• _EXTRACTED TEXT_
· · · · · · ·

Is there a documentation for Extractor class? #1656

Ailothaen · 2021-06-29T17:12:50Z

Ailothaen
Jun 29, 2021

Related to this issue: #1443

I want to start writing an extractor, but I feel a bit confused by how I should do it. I looked at some extractors and at the base Extractor class, and I do not really see how I could adapt it to my use case.

Is there any documentation for the Extractor class, that explains the role of each attribute and method, and how they are to be used?

mikf · 2021-06-29T18:58:28Z

mikf
Jun 29, 2021
Maintainer

There is no documentation for that, but I should be able to answer your questions and give a quick overview over how things are supposed to be used:

Important methods are items() and request().

items() should return the results with yield Message.Directory, metadata and yield Message.Url, url, metadata. Message.Directory sets the target directory, Message.Url causes url to be downloaded.
request() is used for HTTP requests. It works more or less like request's session.request() in that you'd do something like self.request(url, params=params, headers=headers).json() to for example fetch a JSON resource

Important attributes are category, subcategory, directory_fmt, filename_fmt, archive_fmt, and pattern:

category in your case should be "wikipedia" or "wikimedia"
subcategory should describe in one word what this extractor class is capable of handling, e.g. "article"
*_fmt are the default format strings
pattern is a regular expression that should match all URLs the extractor can handle. The resulting match object is the first real argument of an extractors's __init__()

0 replies

Ailothaen · 2021-09-08T13:33:31Z

Ailothaen
Sep 8, 2021
Author

Hello,

I wanted to get back on trying to implementing a Wikipedia extractor (for articles first, at least), and I tried again to look at some extractors + the main Extractor object to understand their base structure and how they work.
However, I still wannot wrap my head around most of the stuff that I see. The most confusing, I would say, is how the process is supposed to go: what triggers the extractor, what class is called first, what are the necessary things we have to send apart from the URL? I could understand the parts involving yield and the Message object, but for the rest I am quite lost.

I think it would be really great if you could write a documentation about how to write an extractor, starting from a base code and going step by step: starting maybe with a simple example (direct URL?), then going to a bit more complex examples (using config variables, tokens, cookies, involving postprocessors...). The goal would be not really to explain "how to code" (we know how to Python, after all), but more to give an overview of the "API" offered by gallery-dl.

Thank you!

0 replies

rachmadaniHaryono · 2021-11-22T12:19:40Z

rachmadaniHaryono
Nov 22, 2021

task1

extractor should return https://example.com/p1/main.jpg when given url under https://example.com/p2/

create extractor module, in this case we will create example.py on gallery_dl/extractor
add your module name to gallery_dl.extractor.__init__.modules, in this case example from example.py

modules = [
  ...

· · · · · · ·

• _SOURCE DATA_

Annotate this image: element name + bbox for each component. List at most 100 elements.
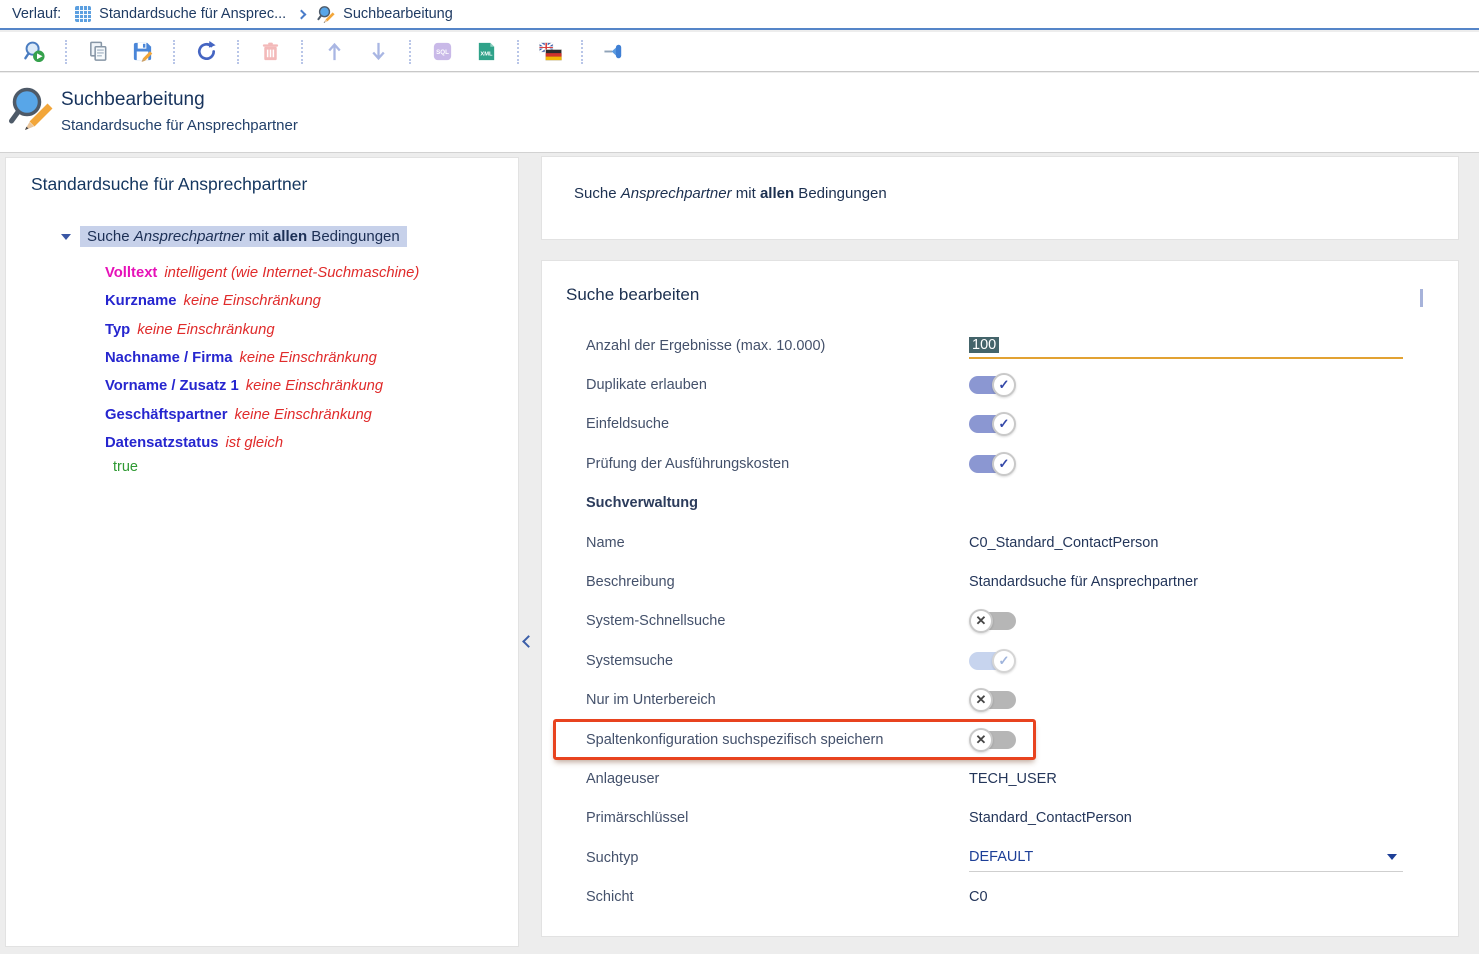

· · · · · · ·

• _EXERCISE TASK_
Translate into Spanish this sentence from the Extractor thread: "Important methods are items() and request()." Please answer from the Extractor thread alone, without drawing on the data.

• _EXERCISE SOLUTION_
Los métodos importantes son items() y request().